**Problem to work on**
The records that follow are to be transcribed in full, without their images.

[START Supplied data]

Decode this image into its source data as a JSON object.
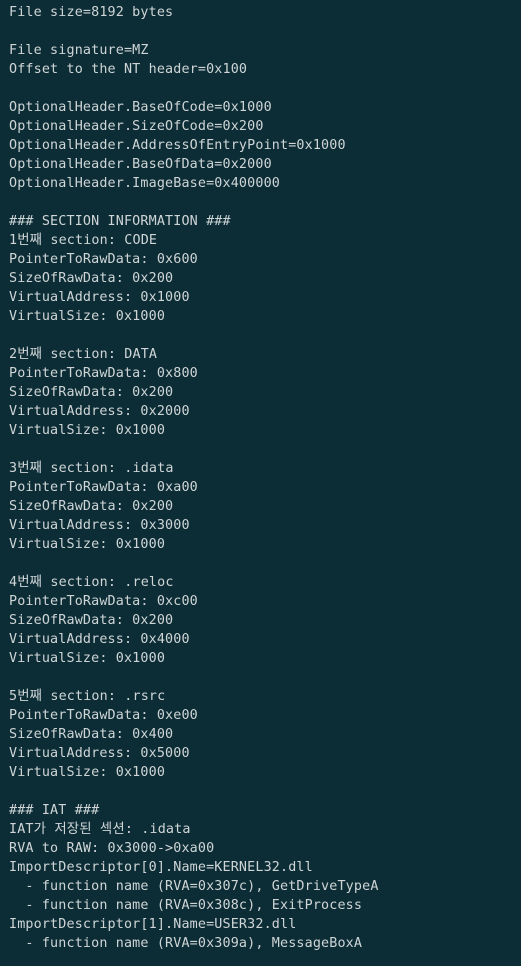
{
  "terminal": {
    "lines": [
      "File size=8192 bytes",
      "",
      "File signature=MZ",
      "Offset to the NT header=0x100",
      "",
      "OptionalHeader.BaseOfCode=0x1000",
      "OptionalHeader.SizeOfCode=0x200",
      "OptionalHeader.AddressOfEntryPoint=0x1000",
      "OptionalHeader.BaseOfData=0x2000",
      "OptionalHeader.ImageBase=0x400000",
      "",
      "### SECTION INFORMATION ###",
      "1번째 section: CODE",
      "PointerToRawData: 0x600",
      "SizeOfRawData: 0x200",
      "VirtualAddress: 0x1000",
      "VirtualSize: 0x1000",
      "",
      "2번째 section: DATA",
      "PointerToRawData: 0x800",
      "SizeOfRawData: 0x200",
      "VirtualAddress: 0x2000",
      "VirtualSize: 0x1000",
      "",
      "3번째 section: .idata",
      "PointerToRawData: 0xa00",
      "SizeOfRawData: 0x200",
      "VirtualAddress: 0x3000",
      "VirtualSize: 0x1000",
      "",
      "4번째 section: .reloc",
      "PointerToRawData: 0xc00",
      "SizeOfRawData: 0x200",
      "VirtualAddress: 0x4000",
      "VirtualSize: 0x1000",
      "",
      "5번째 section: .rsrc",
      "PointerToRawData: 0xe00",
      "SizeOfRawData: 0x400",
      "VirtualAddress: 0x5000",
      "VirtualSize: 0x1000",
      "",
      "### IAT ###",
      "IAT가 저장된 섹션: .idata",
      "RVA to RAW: 0x3000->0xa00",
      "ImportDescriptor[0].Name=KERNEL32.dll",
      "  - function name (RVA=0x307c), GetDriveTypeA",
      "  - function name (RVA=0x308c), ExitProcess",
      "ImportDescriptor[1].Name=USER32.dll",
      "  - function name (RVA=0x309a), MessageBoxA"
    ]
  }
}
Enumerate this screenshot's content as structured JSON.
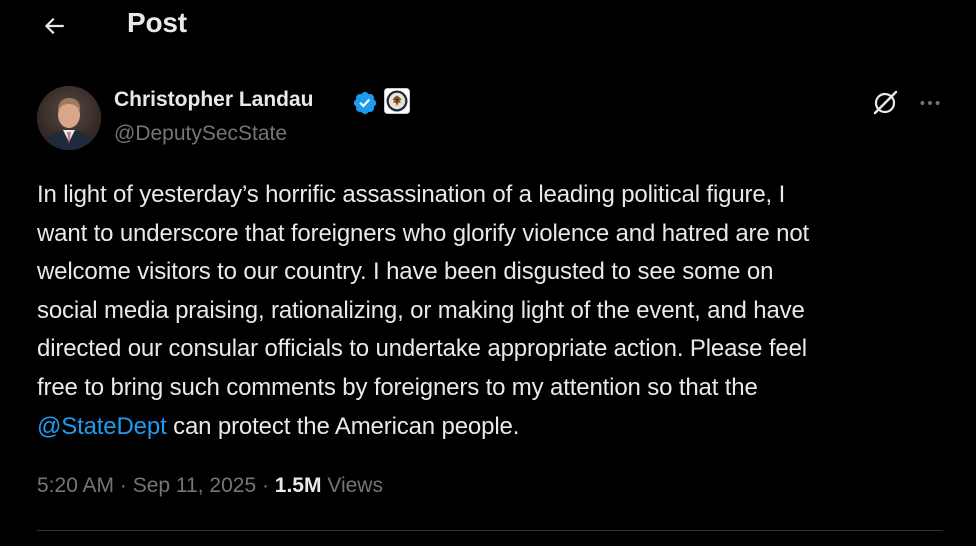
{
  "header": {
    "title": "Post"
  },
  "author": {
    "name": "Christopher Landau",
    "handle": "@DeputySecState"
  },
  "post": {
    "lines": [
      "In light of yesterday’s horrific assassination of a leading political figure, I",
      "want to underscore that foreigners who glorify violence and hatred are not",
      "welcome visitors to our country. I have been disgusted to see some on",
      "social media praising, rationalizing, or making light of the event, and have",
      "directed our consular officials to undertake appropriate action. Please feel",
      "free to bring such comments by foreigners to my attention so that the"
    ],
    "mention": "@StateDept",
    "last_line_rest": " can protect the American people."
  },
  "meta": {
    "time": "5:20 AM",
    "separator": " · ",
    "date": "Sep 11, 2025",
    "views_count": "1.5M",
    "views_label": " Views"
  },
  "colors": {
    "background": "#000000",
    "text": "#e7e9ea",
    "secondary": "#71767b",
    "link": "#1d9bf0",
    "verified": "#1d9bf0",
    "divider": "#2f3336"
  },
  "icons": {
    "back": "arrow-left-icon",
    "verified": "verified-badge-icon",
    "affiliation": "state-department-seal-icon",
    "grok": "grok-icon",
    "more": "more-horizontal-icon"
  }
}
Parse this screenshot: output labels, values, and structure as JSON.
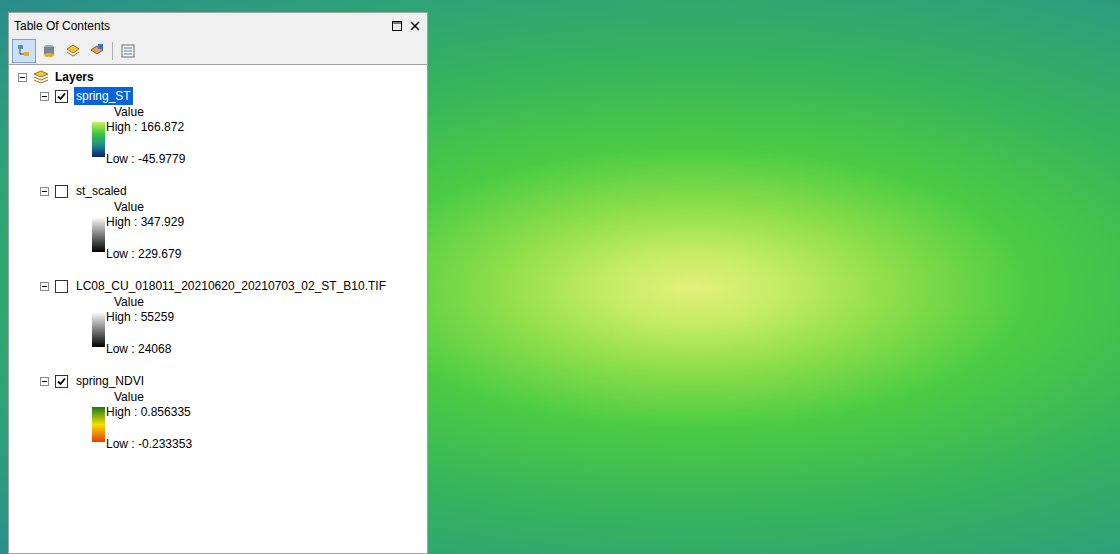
{
  "window": {
    "title": "Table Of Contents"
  },
  "tree": {
    "root": {
      "label": "Layers",
      "expanded": true
    },
    "layers": [
      {
        "name": "spring_ST",
        "checked": true,
        "selected": true,
        "expanded": true,
        "field": "Value",
        "high": "High : 166.872",
        "low": "Low : -45.9779",
        "colors": [
          "#c8f064",
          "#3cc83c",
          "#1e8c8c",
          "#0a1e6e"
        ]
      },
      {
        "name": "st_scaled",
        "checked": false,
        "selected": false,
        "expanded": true,
        "field": "Value",
        "high": "High : 347.929",
        "low": "Low : 229.679",
        "colors": [
          "#ffffff",
          "#000000"
        ]
      },
      {
        "name": "LC08_CU_018011_20210620_20210703_02_ST_B10.TIF",
        "checked": false,
        "selected": false,
        "expanded": true,
        "field": "Value",
        "high": "High : 55259",
        "low": "Low : 24068",
        "colors": [
          "#ffffff",
          "#000000"
        ]
      },
      {
        "name": "spring_NDVI",
        "checked": true,
        "selected": false,
        "expanded": true,
        "field": "Value",
        "high": "High : 0.856335",
        "low": "Low : -0.233353",
        "colors": [
          "#1a7a1a",
          "#f0e000",
          "#e83c00"
        ]
      }
    ]
  }
}
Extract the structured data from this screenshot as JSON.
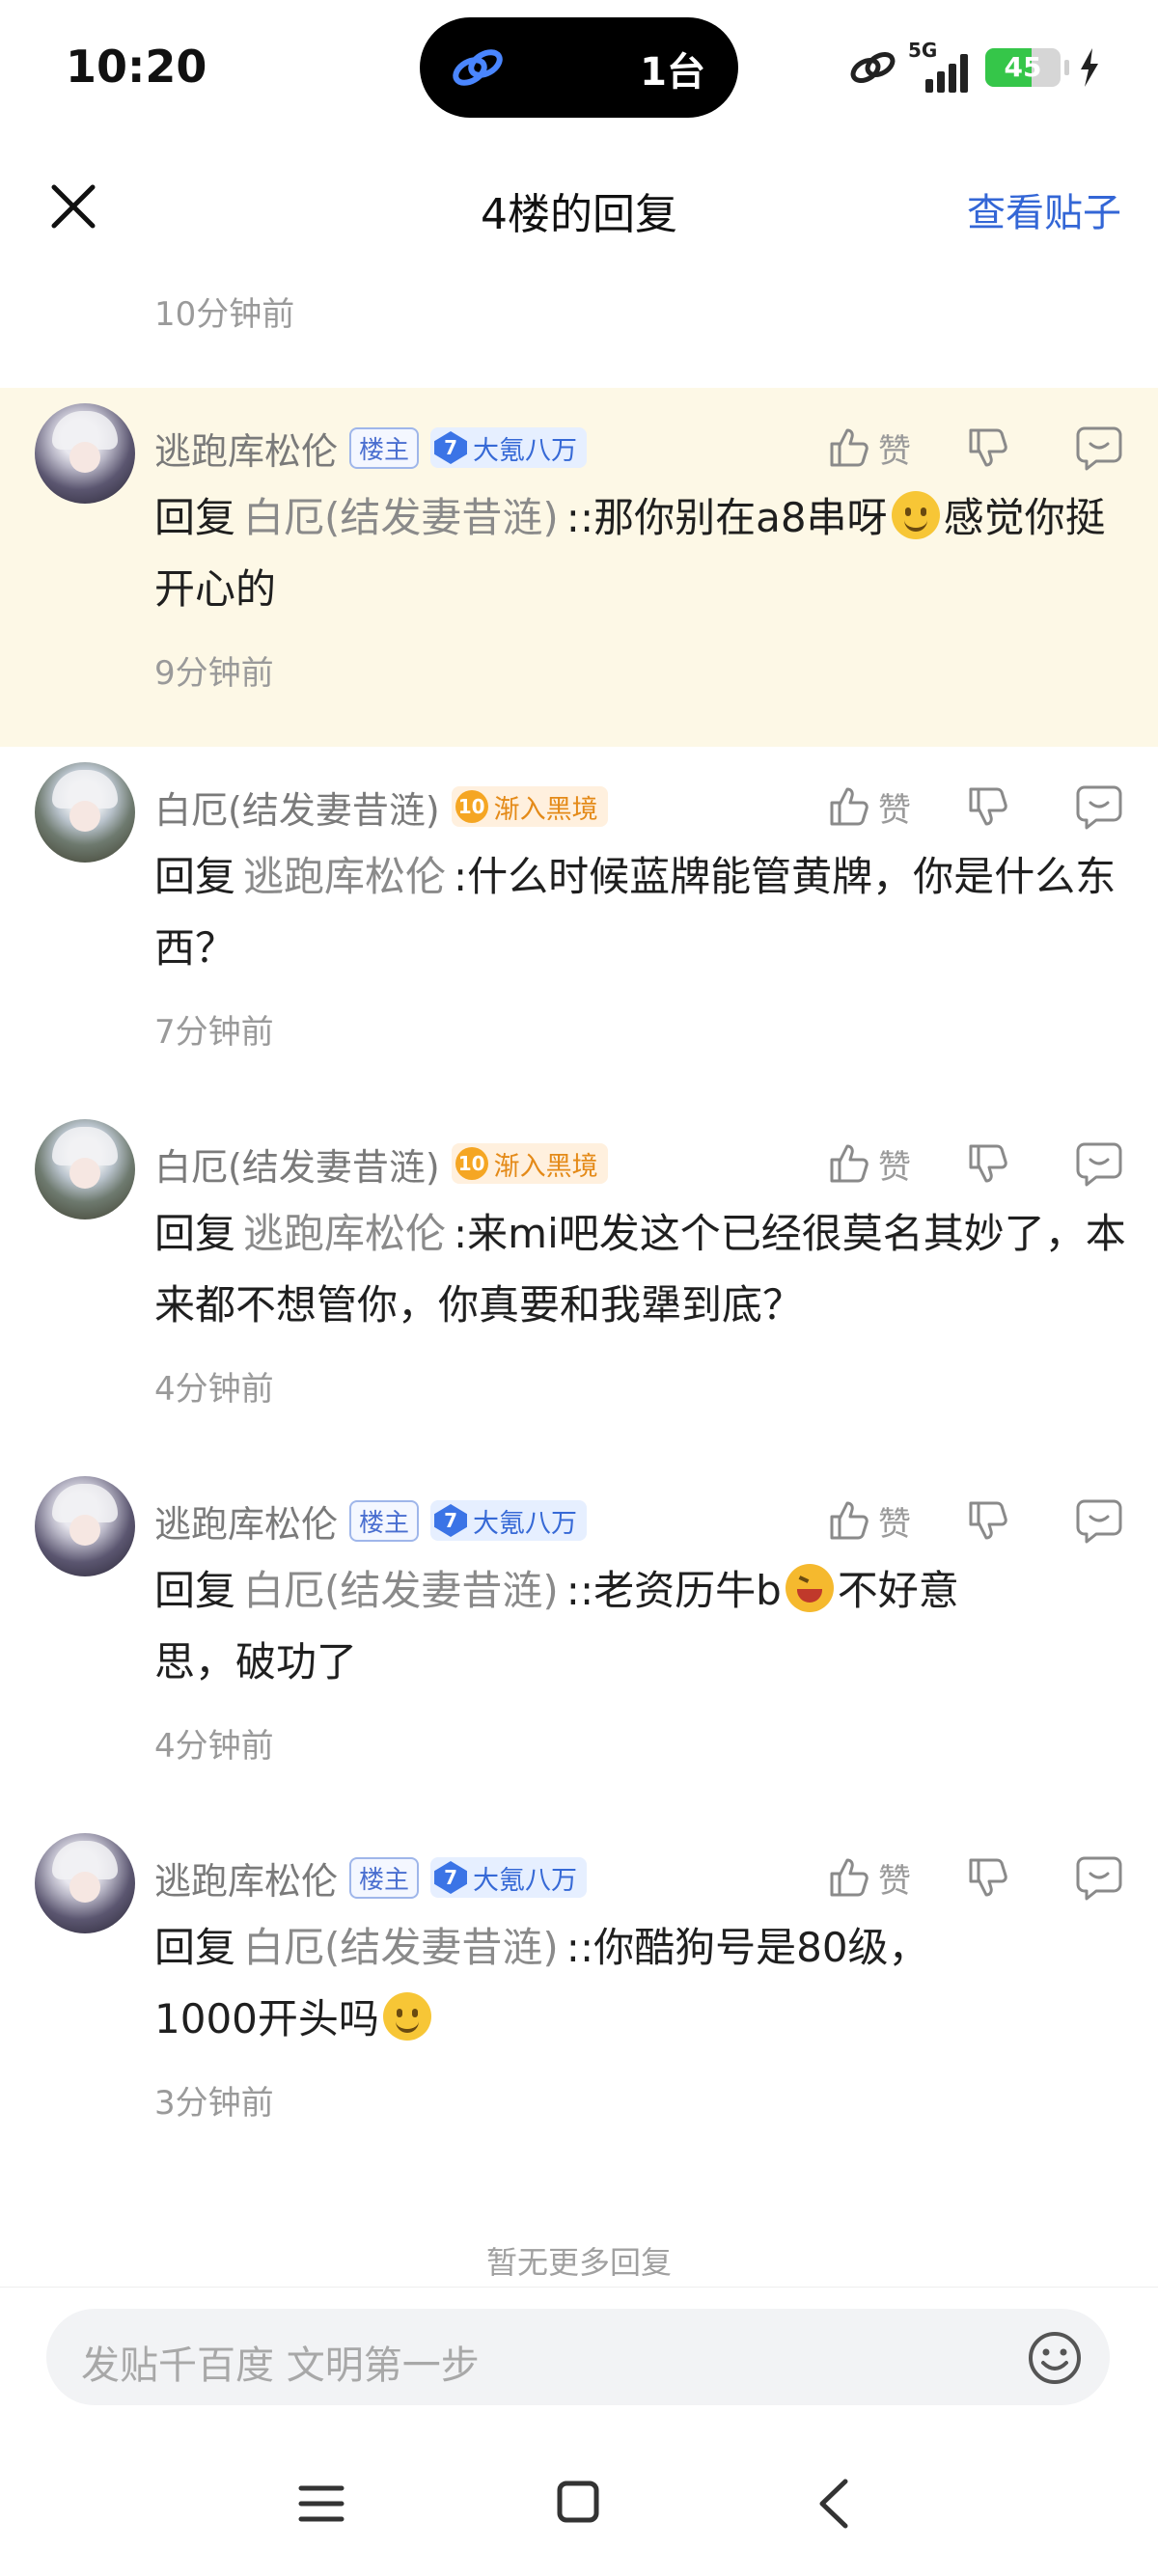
{
  "status_bar": {
    "time": "10:20",
    "island_text": "1台",
    "network": "5G",
    "battery": "45"
  },
  "header": {
    "title": "4楼的回复",
    "view_post": "查看贴子"
  },
  "top_time": "10分钟前",
  "replies": [
    {
      "username": "逃跑库松伦",
      "host_badge": "楼主",
      "level": "7",
      "level_title": "大氪八万",
      "like_label": "赞",
      "reply_word": "回复",
      "target": "白厄(结发妻昔涟)",
      "text_line1": "::那你别在a8串呀",
      "text_line2": "感觉你挺开心的",
      "emoji": "smile-emoji",
      "time": "9分钟前",
      "highlighted": true
    },
    {
      "username": "白厄(结发妻昔涟)",
      "level": "10",
      "level_title": "渐入黑境",
      "like_label": "赞",
      "reply_word": "回复",
      "target": "逃跑库松伦",
      "text_line1": ":什么时候蓝牌能管黄牌，你是",
      "text_line2": "什么东西？",
      "time": "7分钟前"
    },
    {
      "username": "白厄(结发妻昔涟)",
      "level": "10",
      "level_title": "渐入黑境",
      "like_label": "赞",
      "reply_word": "回复",
      "target": "逃跑库松伦",
      "text_line1": ":来mi吧发这个已经很莫名其",
      "text_line2": "妙了，本来都不想管你，你真要和我犟到底？",
      "time": "4分钟前"
    },
    {
      "username": "逃跑库松伦",
      "host_badge": "楼主",
      "level": "7",
      "level_title": "大氪八万",
      "like_label": "赞",
      "reply_word": "回复",
      "target": "白厄(结发妻昔涟)",
      "text_line1": "::老资历牛b",
      "text_line2": "不好意",
      "text_line3": "思，破功了",
      "emoji": "laugh-emoji",
      "time": "4分钟前"
    },
    {
      "username": "逃跑库松伦",
      "host_badge": "楼主",
      "level": "7",
      "level_title": "大氪八万",
      "like_label": "赞",
      "reply_word": "回复",
      "target": "白厄(结发妻昔涟)",
      "text_line1": "::你酷狗号是80级，",
      "text_line2": "1000开头吗",
      "emoji": "smile-emoji",
      "time": "3分钟前"
    }
  ],
  "no_more": "暂无更多回复",
  "input": {
    "placeholder": "发贴千百度 文明第一步"
  },
  "colors": {
    "accent": "#3366d6",
    "highlight_bg": "#fdf8e6",
    "muted": "#9a9a9a"
  }
}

[END Supplied data]

**The response**
Decode this image into its source data as a JSON object.
{
  "terminal": {
    "lines": [
      "File size=8192 bytes",
      "",
      "File signature=MZ",
      "Offset to the NT header=0x100",
      "",
      "OptionalHeader.BaseOfCode=0x1000",
      "OptionalHeader.SizeOfCode=0x200",
      "OptionalHeader.AddressOfEntryPoint=0x1000",
      "OptionalHeader.BaseOfData=0x2000",
      "OptionalHeader.ImageBase=0x400000",
      "",
      "### SECTION INFORMATION ###",
      "1번째 section: CODE",
      "PointerToRawData: 0x600",
      "SizeOfRawData: 0x200",
      "VirtualAddress: 0x1000",
      "VirtualSize: 0x1000",
      "",
      "2번째 section: DATA",
      "PointerToRawData: 0x800",
      "SizeOfRawData: 0x200",
      "VirtualAddress: 0x2000",
      "VirtualSize: 0x1000",
      "",
      "3번째 section: .idata",
      "PointerToRawData: 0xa00",
      "SizeOfRawData: 0x200",
      "VirtualAddress: 0x3000",
      "VirtualSize: 0x1000",
      "",
      "4번째 section: .reloc",
      "PointerToRawData: 0xc00",
      "SizeOfRawData: 0x200",
      "VirtualAddress: 0x4000",
      "VirtualSize: 0x1000",
      "",
      "5번째 section: .rsrc",
      "PointerToRawData: 0xe00",
      "SizeOfRawData: 0x400",
      "VirtualAddress: 0x5000",
      "VirtualSize: 0x1000",
      "",
      "### IAT ###",
      "IAT가 저장된 섹션: .idata",
      "RVA to RAW: 0x3000->0xa00",
      "ImportDescriptor[0].Name=KERNEL32.dll",
      "  - function name (RVA=0x307c), GetDriveTypeA",
      "  - function name (RVA=0x308c), ExitProcess",
      "ImportDescriptor[1].Name=USER32.dll",
      "  - function name (RVA=0x309a), MessageBoxA"
    ]
  }
}
Enumerate this screenshot's content as structured JSON.
{
  "header": {
    "title": "Post"
  },
  "author": {
    "name": "Christopher Landau",
    "handle": "@DeputySecState"
  },
  "post": {
    "lines": [
      "In light of yesterday’s horrific assassination of a leading political figure, I",
      "want to underscore that foreigners who glorify violence and hatred are not",
      "welcome visitors to our country. I have been disgusted to see some on",
      "social media praising, rationalizing, or making light of the event, and have",
      "directed our consular officials to undertake appropriate action. Please feel",
      "free to bring such comments by foreigners to my attention so that the"
    ],
    "mention": "@StateDept",
    "last_line_rest": " can protect the American people."
  },
  "meta": {
    "time": "5:20 AM",
    "separator": " · ",
    "date": "Sep 11, 2025",
    "views_count": "1.5M",
    "views_label": " Views"
  },
  "colors": {
    "background": "#000000",
    "text": "#e7e9ea",
    "secondary": "#71767b",
    "link": "#1d9bf0",
    "verified": "#1d9bf0",
    "divider": "#2f3336"
  },
  "icons": {
    "back": "arrow-left-icon",
    "verified": "verified-badge-icon",
    "affiliation": "state-department-seal-icon",
    "grok": "grok-icon",
    "more": "more-horizontal-icon"
  }
}
Parse this screenshot: output labels, values, and structure as JSON.
{
  "window": {
    "title": "Table Of Contents"
  },
  "tree": {
    "root": {
      "label": "Layers",
      "expanded": true
    },
    "layers": [
      {
        "name": "spring_ST",
        "checked": true,
        "selected": true,
        "expanded": true,
        "field": "Value",
        "high": "High : 166.872",
        "low": "Low : -45.9779",
        "colors": [
          "#c8f064",
          "#3cc83c",
          "#1e8c8c",
          "#0a1e6e"
        ]
      },
      {
        "name": "st_scaled",
        "checked": false,
        "selected": false,
        "expanded": true,
        "field": "Value",
        "high": "High : 347.929",
        "low": "Low : 229.679",
        "colors": [
          "#ffffff",
          "#000000"
        ]
      },
      {
        "name": "LC08_CU_018011_20210620_20210703_02_ST_B10.TIF",
        "checked": false,
        "selected": false,
        "expanded": true,
        "field": "Value",
        "high": "High : 55259",
        "low": "Low : 24068",
        "colors": [
          "#ffffff",
          "#000000"
        ]
      },
      {
        "name": "spring_NDVI",
        "checked": true,
        "selected": false,
        "expanded": true,
        "field": "Value",
        "high": "High : 0.856335",
        "low": "Low : -0.233353",
        "colors": [
          "#1a7a1a",
          "#f0e000",
          "#e83c00"
        ]
      }
    ]
  }
}
Extract the structured data from this screenshot as JSON.
{
  "status_bar": {
    "time": "10:20",
    "island_text": "1台",
    "network": "5G",
    "battery": "45"
  },
  "header": {
    "title": "4楼的回复",
    "view_post": "查看贴子"
  },
  "top_time": "10分钟前",
  "replies": [
    {
      "username": "逃跑库松伦",
      "host_badge": "楼主",
      "level": "7",
      "level_title": "大氪八万",
      "like_label": "赞",
      "reply_word": "回复",
      "target": "白厄(结发妻昔涟)",
      "text_line1": "::那你别在a8串呀",
      "text_line2": "感觉你挺开心的",
      "emoji": "smile-emoji",
      "time": "9分钟前",
      "highlighted": true
    },
    {
      "username": "白厄(结发妻昔涟)",
      "level": "10",
      "level_title": "渐入黑境",
      "like_label": "赞",
      "reply_word": "回复",
      "target": "逃跑库松伦",
      "text_line1": ":什么时候蓝牌能管黄牌，你是",
      "text_line2": "什么东西？",
      "time": "7分钟前"
    },
    {
      "username": "白厄(结发妻昔涟)",
      "level": "10",
      "level_title": "渐入黑境",
      "like_label": "赞",
      "reply_word": "回复",
      "target": "逃跑库松伦",
      "text_line1": ":来mi吧发这个已经很莫名其",
      "text_line2": "妙了，本来都不想管你，你真要和我犟到底？",
      "time": "4分钟前"
    },
    {
      "username": "逃跑库松伦",
      "host_badge": "楼主",
      "level": "7",
      "level_title": "大氪八万",
      "like_label": "赞",
      "reply_word": "回复",
      "target": "白厄(结发妻昔涟)",
      "text_line1": "::老资历牛b",
      "text_line2": "不好意",
      "text_line3": "思，破功了",
      "emoji": "laugh-emoji",
      "time": "4分钟前"
    },
    {
      "username": "逃跑库松伦",
      "host_badge": "楼主",
      "level": "7",
      "level_title": "大氪八万",
      "like_label": "赞",
      "reply_word": "回复",
      "target": "白厄(结发妻昔涟)",
      "text_line1": "::你酷狗号是80级，",
      "text_line2": "1000开头吗",
      "emoji": "smile-emoji",
      "time": "3分钟前"
    }
  ],
  "no_more": "暂无更多回复",
  "input": {
    "placeholder": "发贴千百度 文明第一步"
  },
  "colors": {
    "accent": "#3366d6",
    "highlight_bg": "#fdf8e6",
    "muted": "#9a9a9a"
  }
}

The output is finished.